= Exercise input =
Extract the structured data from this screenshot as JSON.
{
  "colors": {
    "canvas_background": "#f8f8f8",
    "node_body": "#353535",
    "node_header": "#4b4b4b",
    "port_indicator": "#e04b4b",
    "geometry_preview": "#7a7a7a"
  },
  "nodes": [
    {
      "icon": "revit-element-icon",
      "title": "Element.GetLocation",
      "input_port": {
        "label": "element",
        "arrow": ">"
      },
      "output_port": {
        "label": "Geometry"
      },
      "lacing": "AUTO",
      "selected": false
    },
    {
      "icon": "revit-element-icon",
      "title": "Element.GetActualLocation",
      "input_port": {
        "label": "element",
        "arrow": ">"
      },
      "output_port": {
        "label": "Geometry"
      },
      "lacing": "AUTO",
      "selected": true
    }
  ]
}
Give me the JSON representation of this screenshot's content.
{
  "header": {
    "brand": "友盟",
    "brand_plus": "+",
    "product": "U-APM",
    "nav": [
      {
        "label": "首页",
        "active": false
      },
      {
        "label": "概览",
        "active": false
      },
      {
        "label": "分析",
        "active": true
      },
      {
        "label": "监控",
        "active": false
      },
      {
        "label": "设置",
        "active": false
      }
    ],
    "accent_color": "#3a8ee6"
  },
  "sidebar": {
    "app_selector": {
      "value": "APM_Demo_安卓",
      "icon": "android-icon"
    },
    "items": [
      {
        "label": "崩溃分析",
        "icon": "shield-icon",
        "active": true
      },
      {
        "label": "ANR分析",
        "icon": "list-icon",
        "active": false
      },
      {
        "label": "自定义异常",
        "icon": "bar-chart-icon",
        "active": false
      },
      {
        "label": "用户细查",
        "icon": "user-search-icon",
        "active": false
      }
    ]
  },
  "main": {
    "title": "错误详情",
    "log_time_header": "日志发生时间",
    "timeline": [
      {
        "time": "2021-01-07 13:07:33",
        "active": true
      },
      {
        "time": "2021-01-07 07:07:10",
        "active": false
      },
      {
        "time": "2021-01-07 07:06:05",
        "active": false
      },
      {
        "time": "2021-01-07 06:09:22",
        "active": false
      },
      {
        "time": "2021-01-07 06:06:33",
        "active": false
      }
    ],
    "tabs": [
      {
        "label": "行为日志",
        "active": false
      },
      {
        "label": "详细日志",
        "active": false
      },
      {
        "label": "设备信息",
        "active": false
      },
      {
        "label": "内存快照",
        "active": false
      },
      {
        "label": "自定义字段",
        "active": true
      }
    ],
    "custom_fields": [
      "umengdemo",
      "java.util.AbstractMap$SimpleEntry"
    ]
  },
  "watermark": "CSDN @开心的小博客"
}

= Aim of the exercise =
Write every entry out again exactly.

= Worked answer =
Extract the structured data from this screenshot as JSON.
{
  "colors": {
    "canvas_background": "#f8f8f8",
    "node_body": "#353535",
    "node_header": "#4b4b4b",
    "port_indicator": "#e04b4b",
    "geometry_preview": "#7a7a7a"
  },
  "nodes": [
    {
      "icon": "revit-element-icon",
      "title": "Element.GetLocation",
      "input_port": {
        "label": "element",
        "arrow": ">"
      },
      "output_port": {
        "label": "Geometry"
      },
      "lacing": "AUTO",
      "selected": false
    },
    {
      "icon": "revit-element-icon",
      "title": "Element.GetActualLocation",
      "input_port": {
        "label": "element",
        "arrow": ">"
      },
      "output_port": {
        "label": "Geometry"
      },
      "lacing": "AUTO",
      "selected": true
    }
  ]
}
Give me the JSON representation of this screenshot's content.
{
  "header": {
    "brand": "友盟",
    "brand_plus": "+",
    "product": "U-APM",
    "nav": [
      {
        "label": "首页",
        "active": false
      },
      {
        "label": "概览",
        "active": false
      },
      {
        "label": "分析",
        "active": true
      },
      {
        "label": "监控",
        "active": false
      },
      {
        "label": "设置",
        "active": false
      }
    ],
    "accent_color": "#3a8ee6"
  },
  "sidebar": {
    "app_selector": {
      "value": "APM_Demo_安卓",
      "icon": "android-icon"
    },
    "items": [
      {
        "label": "崩溃分析",
        "icon": "shield-icon",
        "active": true
      },
      {
        "label": "ANR分析",
        "icon": "list-icon",
        "active": false
      },
      {
        "label": "自定义异常",
        "icon": "bar-chart-icon",
        "active": false
      },
      {
        "label": "用户细查",
        "icon": "user-search-icon",
        "active": false
      }
    ]
  },
  "main": {
    "title": "错误详情",
    "log_time_header": "日志发生时间",
    "timeline": [
      {
        "time": "2021-01-07 13:07:33",
        "active": true
      },
      {
        "time": "2021-01-07 07:07:10",
        "active": false
      },
      {
        "time": "2021-01-07 07:06:05",
        "active": false
      },
      {
        "time": "2021-01-07 06:09:22",
        "active": false
      },
      {
        "time": "2021-01-07 06:06:33",
        "active": false
      }
    ],
    "tabs": [
      {
        "label": "行为日志",
        "active": false
      },
      {
        "label": "详细日志",
        "active": false
      },
      {
        "label": "设备信息",
        "active": false
      },
      {
        "label": "内存快照",
        "active": false
      },
      {
        "label": "自定义字段",
        "active": true
      }
    ],
    "custom_fields": [
      "umengdemo",
      "java.util.AbstractMap$SimpleEntry"
    ]
  },
  "watermark": "CSDN @开心的小博客"
}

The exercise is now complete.